[Directions for this task] Skip every image and restate the data word for word.

[Exercise input]
▼

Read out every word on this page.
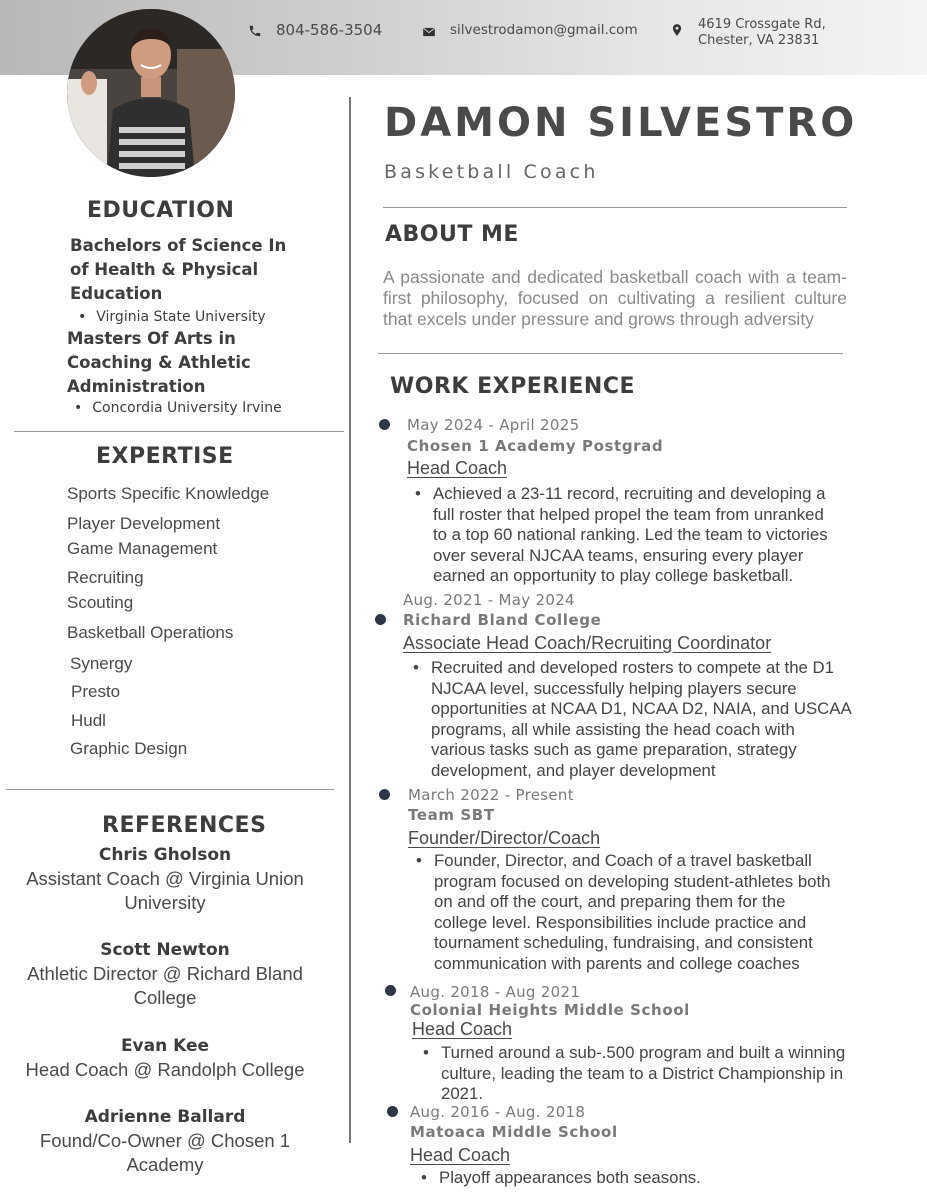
804-586-3504	silvestrodamon@gmail.com	4619 Crossgate Rd,
Chester, VA 23831
EDUCATION
Bachelors of Science In
of Health & Physical
Education
• Virginia State University
Masters Of Arts in
Coaching & Athletic
Administration
• Concordia University Irvine
EXPERTISE
Sports Specific Knowledge
Player Development
Game Management
Recruiting
Scouting
Basketball Operations
Synergy
Presto
Hudl
Graphic Design
REFERENCES
Chris Gholson
Assistant Coach @ Virginia Union
University
Scott Newton
Athletic Director @ Richard Bland
College
Evan Kee
Head Coach @ Randolph College
Adrienne Ballard
Found/Co-Owner @ Chosen 1
Academy
DAMON SILVESTRO
Basketball Coach
ABOUT ME
A passionate and dedicated basketball coach with a team-first philosophy, focused on cultivating a resilient culture that excels under pressure and grows through adversity
WORK EXPERIENCE
May 2024 - April 2025
Chosen 1 Academy Postgrad
Head Coach
• Achieved a 23-11 record, recruiting and developing a
full roster that helped propel the team from unranked
to a top 60 national ranking. Led the team to victories
over several NJCAA teams, ensuring every player
earned an opportunity to play college basketball.
Aug. 2021 - May 2024
Richard Bland College
Associate Head Coach/Recruiting Coordinator
• Recruited and developed rosters to compete at the D1
NJCAA level, successfully helping players secure
opportunities at NCAA D1, NCAA D2, NAIA, and USCAA
programs, all while assisting the head coach with
various tasks such as game preparation, strategy
development, and player development
March 2022 - Present
Team SBT
Founder/Director/Coach
• Founder, Director, and Coach of a travel basketball
program focused on developing student-athletes both
on and off the court, and preparing them for the
college level. Responsibilities include practice and
tournament scheduling, fundraising, and consistent
communication with parents and college coaches
Aug. 2018 - Aug 2021
Colonial Heights Middle School
Head Coach
• Turned around a sub-.500 program and built a winning
culture, leading the team to a District Championship in
2021.
Aug. 2016 - Aug. 2018
Matoaca Middle School
Head Coach
• Playoff appearances both seasons.
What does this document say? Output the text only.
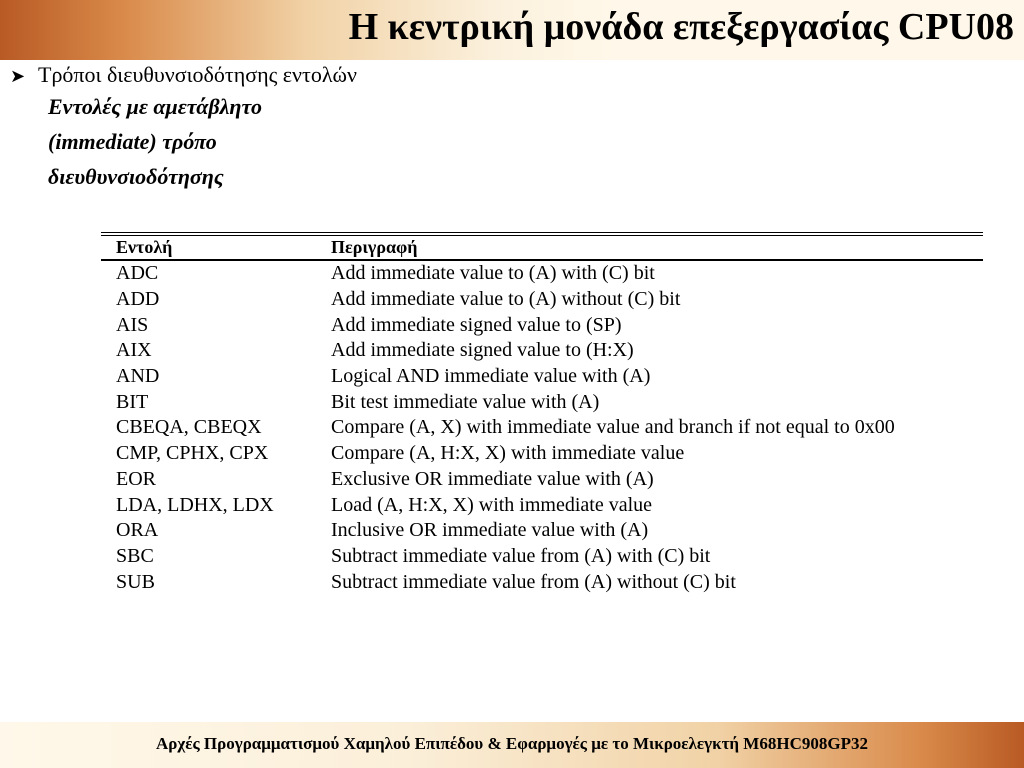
Η κεντρική μονάδα επεξεργασίας CPU08
➤ Τρόποι διευθυνσιοδότησης εντολών
Εντολές με αμετάβλητο
(immediate) τρόπο
διευθυνσιοδότησης
Εντολή	Περιγραφή
ADC	Add immediate value to (A) with (C) bit
ADD	Add immediate value to (A) without (C) bit
AIS	Add immediate signed value to (SP)
AIX	Add immediate signed value to (H:X)
AND	Logical AND immediate value with (A)
BIT	Bit test immediate value with (A)
CBEQA, CBEQX	Compare (A, X) with immediate value and branch if not equal to 0x00
CMP, CPHX, CPX	Compare (A, H:X, X) with immediate value
EOR	Exclusive OR immediate value with (A)
LDA, LDHX, LDX	Load (A, H:X, X) with immediate value
ORA	Inclusive OR immediate value with (A)
SBC	Subtract immediate value from (A) with (C) bit
SUB	Subtract immediate value from (A) without (C) bit
Αρχές Προγραμματισμού Χαμηλού Επιπέδου & Εφαρμογές με το Μικροελεγκτή M68HC908GP32
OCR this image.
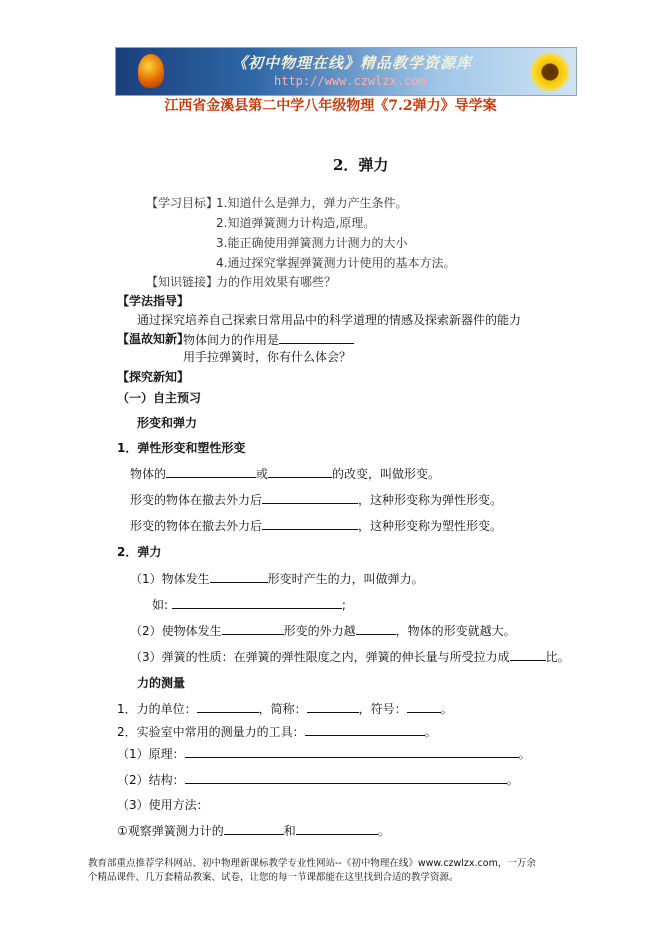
《初中物理在线》精品教学资源库
http://www.czwlzx.com
江西省金溪县第二中学八年级物理《7.2弹力》导学案
2．弹力
【学习目标】
1.知道什么是弹力，弹力产生条件。
2.知道弹簧测力计构造,原理。
3.能正确使用弹簧测力计测力的大小
4.通过探究掌握弹簧测力计使用的基本方法。
【知识链接】
力的作用效果有哪些？
【学法指导】
通过探究培养自己探索日常用品中的科学道理的情感及探索新器件的能力
【温故知新】
物体间力的作用是
用手拉弹簧时，你有什么体会？
【探究新知】
（一）自主预习
形变和弹力
1．弹性形变和塑性形变
物体的	或	的改变，叫做形变。
形变的物体在撤去外力后	，这种形变称为弹性形变。
形变的物体在撤去外力后	，这种形变称为塑性形变。
2．弹力
（1）物体发生	形变时产生的力，叫做弹力。
如:	;
（2）使物体发生	形变的外力越	，物体的形变就越大。
（3）弹簧的性质：在弹簧的弹性限度之内，弹簧的伸长量与所受拉力成	比。
力的测量
1．力的单位：	，简称：	，符号：	。
2．实验室中常用的测量力的工具：	。
（1）原理：	。
（2）结构：	。
（3）使用方法：
①观察弹簧测力计的	和	。
教育部重点推荐学科网站、初中物理新课标教学专业性网站--《初中物理在线》www.czwlzx.com，一万余
个精品课件、几万套精品教案、试卷，让您的每一节课都能在这里找到合适的教学资源。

▲

[Response below]
Read out every word on this page.
804-586-3504	silvestrodamon@gmail.com	4619 Crossgate Rd,
Chester, VA 23831
EDUCATION
Bachelors of Science In
of Health & Physical
Education
• Virginia State University
Masters Of Arts in
Coaching & Athletic
Administration
• Concordia University Irvine
EXPERTISE
Sports Specific Knowledge
Player Development
Game Management
Recruiting
Scouting
Basketball Operations
Synergy
Presto
Hudl
Graphic Design
REFERENCES
Chris Gholson
Assistant Coach @ Virginia Union
University
Scott Newton
Athletic Director @ Richard Bland
College
Evan Kee
Head Coach @ Randolph College
Adrienne Ballard
Found/Co-Owner @ Chosen 1
Academy
DAMON SILVESTRO
Basketball Coach
ABOUT ME
A passionate and dedicated basketball coach with a team-first philosophy, focused on cultivating a resilient culture that excels under pressure and grows through adversity
WORK EXPERIENCE
May 2024 - April 2025
Chosen 1 Academy Postgrad
Head Coach
• Achieved a 23-11 record, recruiting and developing a
full roster that helped propel the team from unranked
to a top 60 national ranking. Led the team to victories
over several NJCAA teams, ensuring every player
earned an opportunity to play college basketball.
Aug. 2021 - May 2024
Richard Bland College
Associate Head Coach/Recruiting Coordinator
• Recruited and developed rosters to compete at the D1
NJCAA level, successfully helping players secure
opportunities at NCAA D1, NCAA D2, NAIA, and USCAA
programs, all while assisting the head coach with
various tasks such as game preparation, strategy
development, and player development
March 2022 - Present
Team SBT
Founder/Director/Coach
• Founder, Director, and Coach of a travel basketball
program focused on developing student-athletes both
on and off the court, and preparing them for the
college level. Responsibilities include practice and
tournament scheduling, fundraising, and consistent
communication with parents and college coaches
Aug. 2018 - Aug 2021
Colonial Heights Middle School
Head Coach
• Turned around a sub-.500 program and built a winning
culture, leading the team to a District Championship in
2021.
Aug. 2016 - Aug. 2018
Matoaca Middle School
Head Coach
• Playoff appearances both seasons.
What does this document say? Output the text only.
Η κεντρική μονάδα επεξεργασίας CPU08
➤ Τρόποι διευθυνσιοδότησης εντολών
Εντολές με αμετάβλητο
(immediate) τρόπο
διευθυνσιοδότησης
Εντολή	Περιγραφή
ADC	Add immediate value to (A) with (C) bit
ADD	Add immediate value to (A) without (C) bit
AIS	Add immediate signed value to (SP)
AIX	Add immediate signed value to (H:X)
AND	Logical AND immediate value with (A)
BIT	Bit test immediate value with (A)
CBEQA, CBEQX	Compare (A, X) with immediate value and branch if not equal to 0x00
CMP, CPHX, CPX	Compare (A, H:X, X) with immediate value
EOR	Exclusive OR immediate value with (A)
LDA, LDHX, LDX	Load (A, H:X, X) with immediate value
ORA	Inclusive OR immediate value with (A)
SBC	Subtract immediate value from (A) with (C) bit
SUB	Subtract immediate value from (A) without (C) bit
Αρχές Προγραμματισμού Χαμηλού Επιπέδου & Εφαρμογές με το Μικροελεγκτή M68HC908GP32
OCR this image.
《初中物理在线》精品教学资源库
http://www.czwlzx.com
江西省金溪县第二中学八年级物理《7.2弹力》导学案
2．弹力
【学习目标】
1.知道什么是弹力，弹力产生条件。
2.知道弹簧测力计构造,原理。
3.能正确使用弹簧测力计测力的大小
4.通过探究掌握弹簧测力计使用的基本方法。
【知识链接】
力的作用效果有哪些？
【学法指导】
通过探究培养自己探索日常用品中的科学道理的情感及探索新器件的能力
【温故知新】
物体间力的作用是
用手拉弹簧时，你有什么体会？
【探究新知】
（一）自主预习
形变和弹力
1．弹性形变和塑性形变
物体的	或	的改变，叫做形变。
形变的物体在撤去外力后	，这种形变称为弹性形变。
形变的物体在撤去外力后	，这种形变称为塑性形变。
2．弹力
（1）物体发生	形变时产生的力，叫做弹力。
如:	;
（2）使物体发生	形变的外力越	，物体的形变就越大。
（3）弹簧的性质：在弹簧的弹性限度之内，弹簧的伸长量与所受拉力成	比。
力的测量
1．力的单位：	，简称：	，符号：	。
2．实验室中常用的测量力的工具：	。
（1）原理：	。
（2）结构：	。
（3）使用方法：
①观察弹簧测力计的	和	。
教育部重点推荐学科网站、初中物理新课标教学专业性网站--《初中物理在线》www.czwlzx.com，一万余
个精品课件、几万套精品教案、试卷，让您的每一节课都能在这里找到合适的教学资源。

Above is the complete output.